[Text excerpt]

---------------

Asynchronous, parallel and... dead. My Perl 6 daily bread.

I love Perl 6 asynchronous features. They are so easy to use and can give instant boost by changing few lines of code that I got addicted to them. I became asynchronous junkie. And finally overdosed. Here is my story...

I was processing a document that was divided into chapters, sub-chapters, sub-sub-chapters and so on. Parsed to data structure it looked like this:

    my %document = (
        '1' => {
            '1.1' => 'Lorem ipsum',
            '1.2' => {
                '1.2.1' => 'Lorem ipsum',
                '1.2.2' => 'Lorem ipsum'
            }
        },
        '2' => {
            '2.1' => {
                '2.1.1' => 'Lorem ipsum'
            }
        }
    );

Every chapter required processing of its children before it could be processed. Also processing of each chapter was quite time consuming - no matter which level it was and how many children did it have. So I started by writing recursive function to do it:

    sub process (%chapters) {
        for %chapters.kv -> $number, $content {
            note "Chapter $number started";
            &?ROUTINE.($content) if $content ~~ Hash;
            sleep 1; # here the chapter itself is processed
            note "Chapter $number finished";
        }
    }
    
    process(%document);

So nothing fancy here. Maybe except current &?ROUTINE variable which makes recursive code less error prone - there is no need to repeat subroutine name explicitly. After running it I got expected DFS (Depth First Search) flow:

    $ time perl6 run.pl
    Chapter 1 started
    Chapter 1.1 started
    Chapter 1.1 finished
    Chapter 1.2 started
    Chapter 1.2.1 started
    Chapter 1.2.1 finished
    Chapter 1.2.2 started
    Chapter 1.2.2 finished
    Chapter 1.2 finished
    Chapter 1 finished
    Chapter 2 started
    Chapter 2.1 started
    Chapter 2.1.1 started
    Chapter 2.1.1 finished
    Chapter 2.1 finished
    Chapter 2 finished
    
    real    0m8.184s

It worked perfectly, but that was too slow. Because 1 second was required to process each chapter in serial manner it ran for 8 seconds total. So without hesitation I reached for Perl 6 asynchronous goodies to process chapters in parallel.

---------------

Annotations of element boxes:
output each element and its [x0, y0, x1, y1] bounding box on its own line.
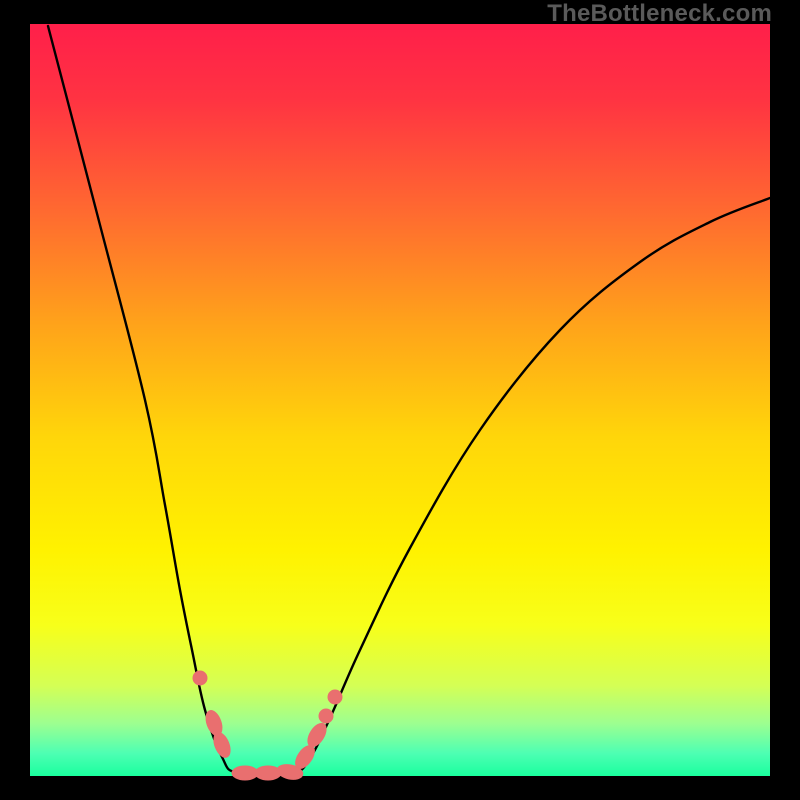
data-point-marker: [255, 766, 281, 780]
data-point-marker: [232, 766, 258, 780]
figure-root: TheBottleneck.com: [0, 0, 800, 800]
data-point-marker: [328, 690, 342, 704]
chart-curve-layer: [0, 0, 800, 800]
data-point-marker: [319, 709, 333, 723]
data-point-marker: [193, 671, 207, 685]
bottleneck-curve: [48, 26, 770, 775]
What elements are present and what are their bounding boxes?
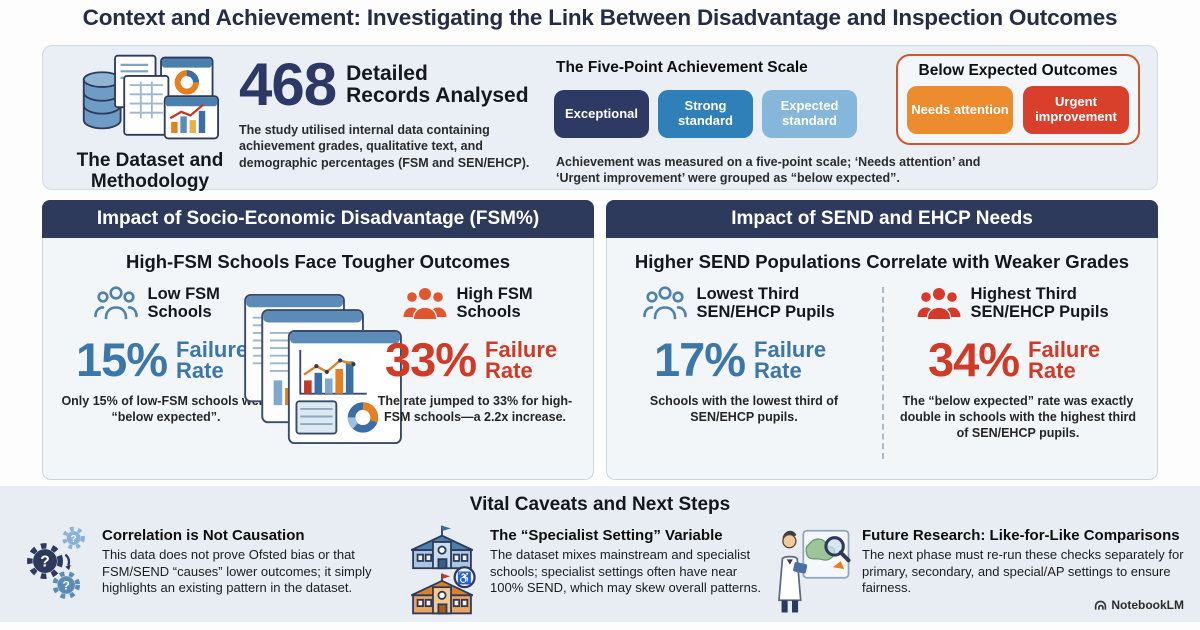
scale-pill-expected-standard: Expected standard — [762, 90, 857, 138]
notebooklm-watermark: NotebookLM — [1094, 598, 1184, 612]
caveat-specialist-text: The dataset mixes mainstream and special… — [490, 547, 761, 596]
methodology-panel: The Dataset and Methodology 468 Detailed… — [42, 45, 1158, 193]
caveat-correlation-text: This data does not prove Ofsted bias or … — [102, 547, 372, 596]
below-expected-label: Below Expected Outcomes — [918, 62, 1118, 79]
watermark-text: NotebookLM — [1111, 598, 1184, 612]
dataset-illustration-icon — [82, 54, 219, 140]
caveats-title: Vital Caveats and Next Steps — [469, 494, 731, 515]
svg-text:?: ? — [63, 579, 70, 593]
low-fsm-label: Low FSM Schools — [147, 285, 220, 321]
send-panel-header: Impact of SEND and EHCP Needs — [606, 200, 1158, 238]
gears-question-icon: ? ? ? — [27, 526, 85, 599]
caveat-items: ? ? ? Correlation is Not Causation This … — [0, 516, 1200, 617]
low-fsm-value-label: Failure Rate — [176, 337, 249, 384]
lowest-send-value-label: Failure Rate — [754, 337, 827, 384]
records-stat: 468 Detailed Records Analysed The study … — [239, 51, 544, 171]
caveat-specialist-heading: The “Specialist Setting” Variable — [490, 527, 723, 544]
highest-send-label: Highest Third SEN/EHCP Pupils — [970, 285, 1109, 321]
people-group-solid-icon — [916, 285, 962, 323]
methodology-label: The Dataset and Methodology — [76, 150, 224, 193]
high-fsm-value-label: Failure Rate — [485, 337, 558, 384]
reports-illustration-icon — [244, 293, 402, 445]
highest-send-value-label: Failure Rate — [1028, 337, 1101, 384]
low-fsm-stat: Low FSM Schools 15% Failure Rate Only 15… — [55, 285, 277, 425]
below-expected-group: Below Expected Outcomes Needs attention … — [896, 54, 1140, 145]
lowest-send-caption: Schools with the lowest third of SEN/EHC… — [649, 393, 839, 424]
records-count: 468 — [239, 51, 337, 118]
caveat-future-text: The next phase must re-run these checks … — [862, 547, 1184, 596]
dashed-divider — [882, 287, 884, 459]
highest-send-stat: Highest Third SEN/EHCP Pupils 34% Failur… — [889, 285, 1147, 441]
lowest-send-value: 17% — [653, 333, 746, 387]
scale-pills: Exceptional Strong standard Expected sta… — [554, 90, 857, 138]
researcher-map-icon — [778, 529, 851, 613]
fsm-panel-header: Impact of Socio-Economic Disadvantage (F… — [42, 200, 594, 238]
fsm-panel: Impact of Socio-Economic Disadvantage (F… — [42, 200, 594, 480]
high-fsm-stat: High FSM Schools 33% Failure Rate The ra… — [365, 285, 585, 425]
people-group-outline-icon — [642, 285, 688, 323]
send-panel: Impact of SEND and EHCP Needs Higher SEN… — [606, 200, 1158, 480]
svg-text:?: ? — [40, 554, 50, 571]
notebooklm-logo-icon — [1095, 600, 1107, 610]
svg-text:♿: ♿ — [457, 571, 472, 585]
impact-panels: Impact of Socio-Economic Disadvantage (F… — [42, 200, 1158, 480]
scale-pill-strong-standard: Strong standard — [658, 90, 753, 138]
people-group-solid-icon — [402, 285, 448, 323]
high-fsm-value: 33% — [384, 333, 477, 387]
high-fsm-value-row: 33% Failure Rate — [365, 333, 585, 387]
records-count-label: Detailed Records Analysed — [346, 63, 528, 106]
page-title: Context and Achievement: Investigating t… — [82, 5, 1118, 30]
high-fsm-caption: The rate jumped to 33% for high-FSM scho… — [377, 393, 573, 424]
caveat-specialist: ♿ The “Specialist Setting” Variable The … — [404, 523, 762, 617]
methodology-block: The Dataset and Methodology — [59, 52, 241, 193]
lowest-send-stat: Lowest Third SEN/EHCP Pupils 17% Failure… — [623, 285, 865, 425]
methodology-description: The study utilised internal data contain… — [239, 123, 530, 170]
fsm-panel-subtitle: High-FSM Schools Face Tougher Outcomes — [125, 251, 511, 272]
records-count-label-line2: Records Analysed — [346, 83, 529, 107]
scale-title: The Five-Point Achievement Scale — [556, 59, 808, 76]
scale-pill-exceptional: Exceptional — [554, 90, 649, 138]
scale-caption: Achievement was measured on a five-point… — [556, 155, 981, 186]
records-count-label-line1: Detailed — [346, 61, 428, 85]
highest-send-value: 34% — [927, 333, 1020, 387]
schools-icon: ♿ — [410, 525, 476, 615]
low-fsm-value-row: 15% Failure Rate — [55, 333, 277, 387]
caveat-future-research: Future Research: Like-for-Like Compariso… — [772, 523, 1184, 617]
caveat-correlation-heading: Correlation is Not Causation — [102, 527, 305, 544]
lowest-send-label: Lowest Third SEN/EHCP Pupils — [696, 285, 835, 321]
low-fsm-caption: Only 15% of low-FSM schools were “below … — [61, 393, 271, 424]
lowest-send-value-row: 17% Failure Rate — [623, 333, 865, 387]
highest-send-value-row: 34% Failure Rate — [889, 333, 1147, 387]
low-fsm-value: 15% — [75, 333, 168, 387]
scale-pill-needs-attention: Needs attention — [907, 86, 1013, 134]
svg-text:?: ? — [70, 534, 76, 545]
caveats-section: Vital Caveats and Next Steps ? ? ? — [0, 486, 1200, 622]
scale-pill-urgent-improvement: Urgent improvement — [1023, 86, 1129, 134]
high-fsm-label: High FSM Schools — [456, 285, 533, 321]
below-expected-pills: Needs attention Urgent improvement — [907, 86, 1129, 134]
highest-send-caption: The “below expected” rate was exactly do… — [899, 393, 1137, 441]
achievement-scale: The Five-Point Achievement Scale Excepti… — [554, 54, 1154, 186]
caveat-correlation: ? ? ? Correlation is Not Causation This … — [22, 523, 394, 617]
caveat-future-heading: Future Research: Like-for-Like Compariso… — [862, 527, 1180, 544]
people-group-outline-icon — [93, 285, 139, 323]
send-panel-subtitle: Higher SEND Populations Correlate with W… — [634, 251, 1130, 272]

---------------

[Short task] Pick up the Perl 6 post on processing chapters in parallel right after its last sentence and keep writing it. The lines were taken from a source separate from the Perl 6 post.

[Response]
    sub process (%chapters) {
        await do for %chapters.kv -> $number, $content {
            start {
                note "Chapter $number started";
                &?ROUTINE.outer.($content) if $content ~~ Hash;
                sleep 1; # here the chapter itself is processed
                note "Chapter $number finished";
            }
        }
    }
    
    process(%document);

Now every chapter is processed asynchronously in parallel and first waits for its children to be also processed asynchronously in parallel. Note that after wrapping processing in await/start construct &?ROUTINE must now point to outer scope.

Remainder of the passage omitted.